(Data records)
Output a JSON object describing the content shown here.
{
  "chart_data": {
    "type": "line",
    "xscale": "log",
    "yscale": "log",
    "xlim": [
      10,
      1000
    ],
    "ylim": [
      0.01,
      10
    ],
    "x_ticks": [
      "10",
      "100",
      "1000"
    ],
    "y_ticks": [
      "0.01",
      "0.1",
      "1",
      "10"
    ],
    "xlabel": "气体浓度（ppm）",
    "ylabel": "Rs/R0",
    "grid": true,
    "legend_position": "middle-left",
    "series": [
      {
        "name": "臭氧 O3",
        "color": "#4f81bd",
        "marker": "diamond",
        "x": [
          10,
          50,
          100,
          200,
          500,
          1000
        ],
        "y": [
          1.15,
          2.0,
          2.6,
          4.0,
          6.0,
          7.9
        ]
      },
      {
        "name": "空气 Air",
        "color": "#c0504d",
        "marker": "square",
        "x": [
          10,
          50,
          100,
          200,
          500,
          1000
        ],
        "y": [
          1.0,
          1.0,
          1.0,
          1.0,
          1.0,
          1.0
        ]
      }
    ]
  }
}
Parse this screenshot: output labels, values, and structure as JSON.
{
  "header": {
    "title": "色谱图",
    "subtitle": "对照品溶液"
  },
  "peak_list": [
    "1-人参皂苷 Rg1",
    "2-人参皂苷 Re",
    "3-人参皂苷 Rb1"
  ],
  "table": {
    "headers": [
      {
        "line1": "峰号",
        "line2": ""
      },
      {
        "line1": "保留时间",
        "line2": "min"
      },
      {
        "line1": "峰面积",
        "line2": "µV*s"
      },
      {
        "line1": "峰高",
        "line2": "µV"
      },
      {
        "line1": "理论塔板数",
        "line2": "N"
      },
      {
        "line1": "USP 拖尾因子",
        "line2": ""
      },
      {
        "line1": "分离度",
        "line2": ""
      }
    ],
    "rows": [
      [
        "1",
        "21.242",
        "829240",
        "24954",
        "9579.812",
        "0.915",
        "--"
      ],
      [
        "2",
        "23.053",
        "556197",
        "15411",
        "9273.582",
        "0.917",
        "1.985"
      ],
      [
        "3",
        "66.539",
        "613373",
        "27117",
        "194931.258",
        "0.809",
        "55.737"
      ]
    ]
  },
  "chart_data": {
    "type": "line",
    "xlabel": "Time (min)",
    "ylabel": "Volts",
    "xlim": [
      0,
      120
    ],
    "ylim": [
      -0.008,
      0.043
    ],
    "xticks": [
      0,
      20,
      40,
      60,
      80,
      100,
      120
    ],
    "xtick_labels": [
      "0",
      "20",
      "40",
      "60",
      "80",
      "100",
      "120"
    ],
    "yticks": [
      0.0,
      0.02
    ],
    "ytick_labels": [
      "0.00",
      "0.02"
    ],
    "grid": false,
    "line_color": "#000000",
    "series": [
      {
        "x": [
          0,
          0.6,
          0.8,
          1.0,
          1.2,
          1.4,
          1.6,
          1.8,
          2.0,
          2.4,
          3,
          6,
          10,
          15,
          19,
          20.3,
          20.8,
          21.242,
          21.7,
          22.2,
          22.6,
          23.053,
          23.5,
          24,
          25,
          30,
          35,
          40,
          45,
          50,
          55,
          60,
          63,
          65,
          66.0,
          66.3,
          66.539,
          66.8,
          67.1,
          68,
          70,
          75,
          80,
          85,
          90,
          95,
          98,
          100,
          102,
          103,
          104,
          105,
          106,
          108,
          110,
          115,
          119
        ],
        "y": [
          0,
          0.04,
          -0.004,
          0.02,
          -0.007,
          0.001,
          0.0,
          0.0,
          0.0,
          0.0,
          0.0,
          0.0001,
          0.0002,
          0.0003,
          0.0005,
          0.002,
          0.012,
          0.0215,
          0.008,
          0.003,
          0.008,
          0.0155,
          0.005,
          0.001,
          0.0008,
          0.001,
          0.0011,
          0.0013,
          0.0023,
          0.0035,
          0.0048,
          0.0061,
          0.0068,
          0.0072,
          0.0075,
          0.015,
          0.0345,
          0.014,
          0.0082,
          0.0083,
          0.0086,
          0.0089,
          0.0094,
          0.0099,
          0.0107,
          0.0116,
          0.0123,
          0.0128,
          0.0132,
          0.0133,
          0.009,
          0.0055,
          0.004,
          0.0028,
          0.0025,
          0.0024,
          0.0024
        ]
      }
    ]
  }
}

*Given request*: Reproduce the full set of records precisely.

*Solution*:
Output a JSON object describing the content shown here.
{
  "chart_data": {
    "type": "line",
    "xscale": "log",
    "yscale": "log",
    "xlim": [
      10,
      1000
    ],
    "ylim": [
      0.01,
      10
    ],
    "x_ticks": [
      "10",
      "100",
      "1000"
    ],
    "y_ticks": [
      "0.01",
      "0.1",
      "1",
      "10"
    ],
    "xlabel": "气体浓度（ppm）",
    "ylabel": "Rs/R0",
    "grid": true,
    "legend_position": "middle-left",
    "series": [
      {
        "name": "臭氧 O3",
        "color": "#4f81bd",
        "marker": "diamond",
        "x": [
          10,
          50,
          100,
          200,
          500,
          1000
        ],
        "y": [
          1.15,
          2.0,
          2.6,
          4.0,
          6.0,
          7.9
        ]
      },
      {
        "name": "空气 Air",
        "color": "#c0504d",
        "marker": "square",
        "x": [
          10,
          50,
          100,
          200,
          500,
          1000
        ],
        "y": [
          1.0,
          1.0,
          1.0,
          1.0,
          1.0,
          1.0
        ]
      }
    ]
  }
}
Parse this screenshot: output labels, values, and structure as JSON.
{
  "header": {
    "title": "色谱图",
    "subtitle": "对照品溶液"
  },
  "peak_list": [
    "1-人参皂苷 Rg1",
    "2-人参皂苷 Re",
    "3-人参皂苷 Rb1"
  ],
  "table": {
    "headers": [
      {
        "line1": "峰号",
        "line2": ""
      },
      {
        "line1": "保留时间",
        "line2": "min"
      },
      {
        "line1": "峰面积",
        "line2": "µV*s"
      },
      {
        "line1": "峰高",
        "line2": "µV"
      },
      {
        "line1": "理论塔板数",
        "line2": "N"
      },
      {
        "line1": "USP 拖尾因子",
        "line2": ""
      },
      {
        "line1": "分离度",
        "line2": ""
      }
    ],
    "rows": [
      [
        "1",
        "21.242",
        "829240",
        "24954",
        "9579.812",
        "0.915",
        "--"
      ],
      [
        "2",
        "23.053",
        "556197",
        "15411",
        "9273.582",
        "0.917",
        "1.985"
      ],
      [
        "3",
        "66.539",
        "613373",
        "27117",
        "194931.258",
        "0.809",
        "55.737"
      ]
    ]
  },
  "chart_data": {
    "type": "line",
    "xlabel": "Time (min)",
    "ylabel": "Volts",
    "xlim": [
      0,
      120
    ],
    "ylim": [
      -0.008,
      0.043
    ],
    "xticks": [
      0,
      20,
      40,
      60,
      80,
      100,
      120
    ],
    "xtick_labels": [
      "0",
      "20",
      "40",
      "60",
      "80",
      "100",
      "120"
    ],
    "yticks": [
      0.0,
      0.02
    ],
    "ytick_labels": [
      "0.00",
      "0.02"
    ],
    "grid": false,
    "line_color": "#000000",
    "series": [
      {
        "x": [
          0,
          0.6,
          0.8,
          1.0,
          1.2,
          1.4,
          1.6,
          1.8,
          2.0,
          2.4,
          3,
          6,
          10,
          15,
          19,
          20.3,
          20.8,
          21.242,
          21.7,
          22.2,
          22.6,
          23.053,
          23.5,
          24,
          25,
          30,
          35,
          40,
          45,
          50,
          55,
          60,
          63,
          65,
          66.0,
          66.3,
          66.539,
          66.8,
          67.1,
          68,
          70,
          75,
          80,
          85,
          90,
          95,
          98,
          100,
          102,
          103,
          104,
          105,
          106,
          108,
          110,
          115,
          119
        ],
        "y": [
          0,
          0.04,
          -0.004,
          0.02,
          -0.007,
          0.001,
          0.0,
          0.0,
          0.0,
          0.0,
          0.0,
          0.0001,
          0.0002,
          0.0003,
          0.0005,
          0.002,
          0.012,
          0.0215,
          0.008,
          0.003,
          0.008,
          0.0155,
          0.005,
          0.001,
          0.0008,
          0.001,
          0.0011,
          0.0013,
          0.0023,
          0.0035,
          0.0048,
          0.0061,
          0.0068,
          0.0072,
          0.0075,
          0.015,
          0.0345,
          0.014,
          0.0082,
          0.0083,
          0.0086,
          0.0089,
          0.0094,
          0.0099,
          0.0107,
          0.0116,
          0.0123,
          0.0128,
          0.0132,
          0.0133,
          0.009,
          0.0055,
          0.004,
          0.0028,
          0.0025,
          0.0024,
          0.0024
        ]
      }
    ]
  }
}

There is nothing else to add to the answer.